What the task asks: State the number of lines where "Video" appears. Add nothing else.

Stored data entries:
○ ○ ○ ○

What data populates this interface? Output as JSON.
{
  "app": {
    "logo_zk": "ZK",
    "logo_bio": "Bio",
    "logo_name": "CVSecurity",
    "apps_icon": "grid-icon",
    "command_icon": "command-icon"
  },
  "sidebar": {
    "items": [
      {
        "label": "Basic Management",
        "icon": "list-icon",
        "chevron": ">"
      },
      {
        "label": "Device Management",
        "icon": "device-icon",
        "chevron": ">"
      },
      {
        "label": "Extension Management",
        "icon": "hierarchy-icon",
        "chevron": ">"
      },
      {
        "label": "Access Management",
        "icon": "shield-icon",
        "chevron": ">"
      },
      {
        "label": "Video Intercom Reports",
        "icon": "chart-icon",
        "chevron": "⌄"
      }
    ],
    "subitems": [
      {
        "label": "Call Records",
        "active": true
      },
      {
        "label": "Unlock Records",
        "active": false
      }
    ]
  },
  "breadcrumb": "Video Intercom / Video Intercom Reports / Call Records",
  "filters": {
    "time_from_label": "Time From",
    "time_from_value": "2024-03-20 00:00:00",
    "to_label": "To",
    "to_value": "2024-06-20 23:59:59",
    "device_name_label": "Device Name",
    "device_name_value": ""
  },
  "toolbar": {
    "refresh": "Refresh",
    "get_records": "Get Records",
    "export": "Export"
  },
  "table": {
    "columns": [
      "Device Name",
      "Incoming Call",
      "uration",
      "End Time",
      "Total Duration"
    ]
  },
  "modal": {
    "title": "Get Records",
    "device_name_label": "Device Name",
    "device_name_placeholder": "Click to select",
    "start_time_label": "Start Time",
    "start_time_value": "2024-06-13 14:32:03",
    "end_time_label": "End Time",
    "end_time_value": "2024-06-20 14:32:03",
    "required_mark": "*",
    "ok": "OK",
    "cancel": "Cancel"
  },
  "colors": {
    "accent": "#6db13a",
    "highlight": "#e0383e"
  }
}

○ ○ ○ ○

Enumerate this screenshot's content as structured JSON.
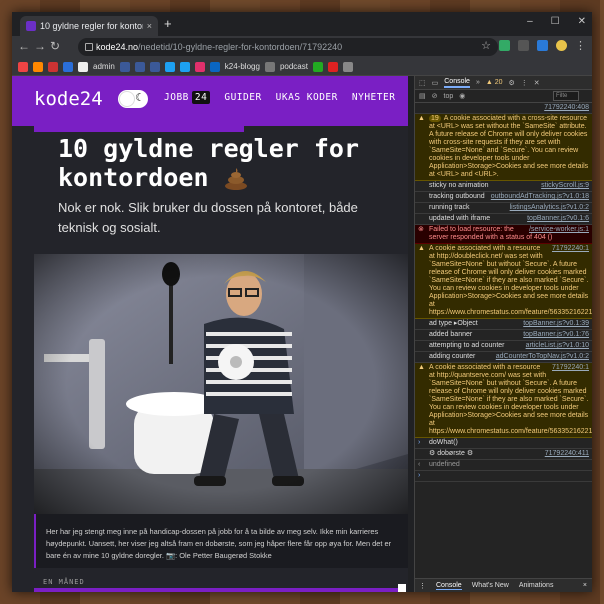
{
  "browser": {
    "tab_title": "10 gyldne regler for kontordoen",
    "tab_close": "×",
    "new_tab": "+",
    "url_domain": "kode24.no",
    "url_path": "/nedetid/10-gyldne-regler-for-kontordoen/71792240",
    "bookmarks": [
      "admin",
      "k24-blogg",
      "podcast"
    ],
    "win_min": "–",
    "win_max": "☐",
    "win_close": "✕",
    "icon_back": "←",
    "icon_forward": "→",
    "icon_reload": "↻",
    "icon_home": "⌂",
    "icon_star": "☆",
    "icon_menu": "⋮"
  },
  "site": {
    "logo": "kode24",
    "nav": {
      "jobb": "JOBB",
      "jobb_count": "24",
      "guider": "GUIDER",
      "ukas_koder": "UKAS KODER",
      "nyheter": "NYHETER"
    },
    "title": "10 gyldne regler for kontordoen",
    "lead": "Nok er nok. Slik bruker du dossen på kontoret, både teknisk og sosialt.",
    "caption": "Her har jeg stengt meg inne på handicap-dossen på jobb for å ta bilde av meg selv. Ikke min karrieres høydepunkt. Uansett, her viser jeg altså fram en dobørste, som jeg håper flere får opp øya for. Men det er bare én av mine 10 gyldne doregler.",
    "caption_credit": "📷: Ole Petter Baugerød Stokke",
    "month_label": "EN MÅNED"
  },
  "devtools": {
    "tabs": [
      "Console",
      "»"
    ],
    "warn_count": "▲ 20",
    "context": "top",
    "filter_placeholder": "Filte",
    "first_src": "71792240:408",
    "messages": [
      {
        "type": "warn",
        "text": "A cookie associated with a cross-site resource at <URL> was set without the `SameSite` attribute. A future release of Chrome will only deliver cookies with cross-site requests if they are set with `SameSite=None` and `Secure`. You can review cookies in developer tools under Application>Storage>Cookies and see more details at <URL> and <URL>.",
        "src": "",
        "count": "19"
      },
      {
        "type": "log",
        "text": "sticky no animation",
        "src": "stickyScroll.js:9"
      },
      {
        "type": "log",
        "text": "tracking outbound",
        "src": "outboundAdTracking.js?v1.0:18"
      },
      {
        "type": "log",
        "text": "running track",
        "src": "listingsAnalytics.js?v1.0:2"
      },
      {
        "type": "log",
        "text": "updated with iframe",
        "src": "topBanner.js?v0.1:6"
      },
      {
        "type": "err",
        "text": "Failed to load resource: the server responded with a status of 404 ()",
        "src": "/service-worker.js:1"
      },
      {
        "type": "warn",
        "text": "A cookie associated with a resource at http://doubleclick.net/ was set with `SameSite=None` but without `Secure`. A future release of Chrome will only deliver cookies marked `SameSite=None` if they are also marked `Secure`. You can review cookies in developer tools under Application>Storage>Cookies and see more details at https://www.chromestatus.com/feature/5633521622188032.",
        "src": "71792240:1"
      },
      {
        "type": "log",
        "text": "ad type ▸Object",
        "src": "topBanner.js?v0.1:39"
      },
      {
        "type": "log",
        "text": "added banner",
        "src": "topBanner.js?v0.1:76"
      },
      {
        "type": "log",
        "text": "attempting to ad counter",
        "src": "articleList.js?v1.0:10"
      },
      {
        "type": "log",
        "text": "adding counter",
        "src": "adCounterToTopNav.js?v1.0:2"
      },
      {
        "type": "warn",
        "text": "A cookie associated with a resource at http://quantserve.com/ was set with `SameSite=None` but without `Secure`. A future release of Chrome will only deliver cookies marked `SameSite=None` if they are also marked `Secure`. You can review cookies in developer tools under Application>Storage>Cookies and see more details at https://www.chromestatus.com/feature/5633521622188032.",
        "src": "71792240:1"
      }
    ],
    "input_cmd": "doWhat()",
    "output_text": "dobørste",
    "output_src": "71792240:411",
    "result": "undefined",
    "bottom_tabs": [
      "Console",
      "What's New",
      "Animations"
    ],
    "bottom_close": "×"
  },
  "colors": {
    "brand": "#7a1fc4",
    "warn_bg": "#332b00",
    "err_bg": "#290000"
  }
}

○ ○ ○ ○

Expected output: 2